Count lines, not occurrences: report how many lines in the records hold the string "Cabarrus", and nothing else.
__________________________________________________
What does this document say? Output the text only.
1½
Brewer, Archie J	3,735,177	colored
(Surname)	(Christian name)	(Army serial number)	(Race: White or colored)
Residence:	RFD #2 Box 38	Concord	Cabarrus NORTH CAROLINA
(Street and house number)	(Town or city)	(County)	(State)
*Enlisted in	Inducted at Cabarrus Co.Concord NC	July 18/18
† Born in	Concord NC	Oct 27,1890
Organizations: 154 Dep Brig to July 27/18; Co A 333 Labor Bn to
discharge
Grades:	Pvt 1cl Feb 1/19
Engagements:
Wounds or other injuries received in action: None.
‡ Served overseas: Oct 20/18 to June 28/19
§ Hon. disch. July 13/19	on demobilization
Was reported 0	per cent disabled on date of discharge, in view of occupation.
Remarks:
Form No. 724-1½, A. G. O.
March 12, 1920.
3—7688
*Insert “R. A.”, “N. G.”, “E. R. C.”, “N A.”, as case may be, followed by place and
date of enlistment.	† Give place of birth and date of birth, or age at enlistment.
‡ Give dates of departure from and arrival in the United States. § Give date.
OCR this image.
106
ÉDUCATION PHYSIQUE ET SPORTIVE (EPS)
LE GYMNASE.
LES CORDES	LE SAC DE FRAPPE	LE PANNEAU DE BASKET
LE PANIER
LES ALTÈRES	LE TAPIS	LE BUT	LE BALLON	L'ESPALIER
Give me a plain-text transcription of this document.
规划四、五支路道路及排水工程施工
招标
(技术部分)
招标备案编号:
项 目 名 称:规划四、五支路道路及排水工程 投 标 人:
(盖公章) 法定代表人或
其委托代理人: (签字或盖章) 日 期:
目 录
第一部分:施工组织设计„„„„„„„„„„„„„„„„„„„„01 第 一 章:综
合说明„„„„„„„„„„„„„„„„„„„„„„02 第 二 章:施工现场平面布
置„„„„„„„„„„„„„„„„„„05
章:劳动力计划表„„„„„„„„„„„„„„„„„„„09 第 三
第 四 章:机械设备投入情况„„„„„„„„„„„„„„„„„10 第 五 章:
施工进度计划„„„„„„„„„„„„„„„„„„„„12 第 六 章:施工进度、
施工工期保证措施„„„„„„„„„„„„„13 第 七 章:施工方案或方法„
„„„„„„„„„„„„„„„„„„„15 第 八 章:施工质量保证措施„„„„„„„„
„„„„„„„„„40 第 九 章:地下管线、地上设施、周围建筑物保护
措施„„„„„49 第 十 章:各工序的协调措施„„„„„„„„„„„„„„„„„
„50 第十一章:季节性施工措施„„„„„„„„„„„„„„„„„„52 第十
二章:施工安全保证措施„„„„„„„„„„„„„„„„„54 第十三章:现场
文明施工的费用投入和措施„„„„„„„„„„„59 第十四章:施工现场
__________________________________________________
*COMPLETE RESPONSE*.
2